• **Task inputs**
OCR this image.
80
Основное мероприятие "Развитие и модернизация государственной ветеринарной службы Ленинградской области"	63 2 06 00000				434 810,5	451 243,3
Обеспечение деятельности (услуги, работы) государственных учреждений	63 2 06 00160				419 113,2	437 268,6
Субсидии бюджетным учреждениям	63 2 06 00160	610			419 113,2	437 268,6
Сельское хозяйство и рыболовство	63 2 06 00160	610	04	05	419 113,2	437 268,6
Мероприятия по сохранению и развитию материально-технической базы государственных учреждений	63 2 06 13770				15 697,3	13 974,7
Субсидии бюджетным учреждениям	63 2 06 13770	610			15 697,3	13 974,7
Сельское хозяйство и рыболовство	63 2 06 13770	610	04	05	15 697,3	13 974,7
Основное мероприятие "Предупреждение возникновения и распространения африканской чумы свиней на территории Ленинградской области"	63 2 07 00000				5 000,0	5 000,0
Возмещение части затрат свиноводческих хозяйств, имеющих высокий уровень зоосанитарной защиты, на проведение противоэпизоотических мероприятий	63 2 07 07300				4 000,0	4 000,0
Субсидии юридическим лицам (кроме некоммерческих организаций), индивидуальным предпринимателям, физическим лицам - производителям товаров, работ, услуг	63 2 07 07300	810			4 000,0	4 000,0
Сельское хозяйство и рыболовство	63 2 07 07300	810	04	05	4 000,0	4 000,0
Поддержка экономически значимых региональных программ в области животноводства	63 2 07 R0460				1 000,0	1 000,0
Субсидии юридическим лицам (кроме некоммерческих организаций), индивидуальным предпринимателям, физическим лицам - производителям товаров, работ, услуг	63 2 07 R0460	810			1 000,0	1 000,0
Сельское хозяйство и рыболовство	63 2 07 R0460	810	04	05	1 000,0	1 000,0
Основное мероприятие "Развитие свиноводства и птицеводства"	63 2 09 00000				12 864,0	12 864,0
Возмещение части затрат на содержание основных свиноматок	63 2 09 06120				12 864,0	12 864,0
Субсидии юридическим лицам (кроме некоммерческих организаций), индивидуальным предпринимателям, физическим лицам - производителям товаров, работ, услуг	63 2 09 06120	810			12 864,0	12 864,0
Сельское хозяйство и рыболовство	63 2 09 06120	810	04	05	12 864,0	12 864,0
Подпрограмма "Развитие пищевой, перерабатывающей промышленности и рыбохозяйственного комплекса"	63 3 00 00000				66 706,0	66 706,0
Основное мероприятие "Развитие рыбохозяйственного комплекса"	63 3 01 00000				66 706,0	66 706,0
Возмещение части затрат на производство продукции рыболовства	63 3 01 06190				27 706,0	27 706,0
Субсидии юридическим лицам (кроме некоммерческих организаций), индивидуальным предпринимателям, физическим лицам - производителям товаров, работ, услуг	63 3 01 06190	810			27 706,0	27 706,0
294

• **Instruction**
The records above should be duplicated in full, exactly as given.

• **Solved problem**
OCR this image.
80
Основное мероприятие "Развитие и модернизация государственной ветеринарной службы Ленинградской области"	63 2 06 00000				434 810,5	451 243,3
Обеспечение деятельности (услуги, работы) государственных учреждений	63 2 06 00160				419 113,2	437 268,6
Субсидии бюджетным учреждениям	63 2 06 00160	610			419 113,2	437 268,6
Сельское хозяйство и рыболовство	63 2 06 00160	610	04	05	419 113,2	437 268,6
Мероприятия по сохранению и развитию материально-технической базы государственных учреждений	63 2 06 13770				15 697,3	13 974,7
Субсидии бюджетным учреждениям	63 2 06 13770	610			15 697,3	13 974,7
Сельское хозяйство и рыболовство	63 2 06 13770	610	04	05	15 697,3	13 974,7
Основное мероприятие "Предупреждение возникновения и распространения африканской чумы свиней на территории Ленинградской области"	63 2 07 00000				5 000,0	5 000,0
Возмещение части затрат свиноводческих хозяйств, имеющих высокий уровень зоосанитарной защиты, на проведение противоэпизоотических мероприятий	63 2 07 07300				4 000,0	4 000,0
Субсидии юридическим лицам (кроме некоммерческих организаций), индивидуальным предпринимателям, физическим лицам - производителям товаров, работ, услуг	63 2 07 07300	810			4 000,0	4 000,0
Сельское хозяйство и рыболовство	63 2 07 07300	810	04	05	4 000,0	4 000,0
Поддержка экономически значимых региональных программ в области животноводства	63 2 07 R0460				1 000,0	1 000,0
Субсидии юридическим лицам (кроме некоммерческих организаций), индивидуальным предпринимателям, физическим лицам - производителям товаров, работ, услуг	63 2 07 R0460	810			1 000,0	1 000,0
Сельское хозяйство и рыболовство	63 2 07 R0460	810	04	05	1 000,0	1 000,0
Основное мероприятие "Развитие свиноводства и птицеводства"	63 2 09 00000				12 864,0	12 864,0
Возмещение части затрат на содержание основных свиноматок	63 2 09 06120				12 864,0	12 864,0
Субсидии юридическим лицам (кроме некоммерческих организаций), индивидуальным предпринимателям, физическим лицам - производителям товаров, работ, услуг	63 2 09 06120	810			12 864,0	12 864,0
Сельское хозяйство и рыболовство	63 2 09 06120	810	04	05	12 864,0	12 864,0
Подпрограмма "Развитие пищевой, перерабатывающей промышленности и рыбохозяйственного комплекса"	63 3 00 00000				66 706,0	66 706,0
Основное мероприятие "Развитие рыбохозяйственного комплекса"	63 3 01 00000				66 706,0	66 706,0
Возмещение части затрат на производство продукции рыболовства	63 3 01 06190				27 706,0	27 706,0
Субсидии юридическим лицам (кроме некоммерческих организаций), индивидуальным предпринимателям, физическим лицам - производителям товаров, работ, услуг	63 3 01 06190	810			27 706,0	27 706,0
294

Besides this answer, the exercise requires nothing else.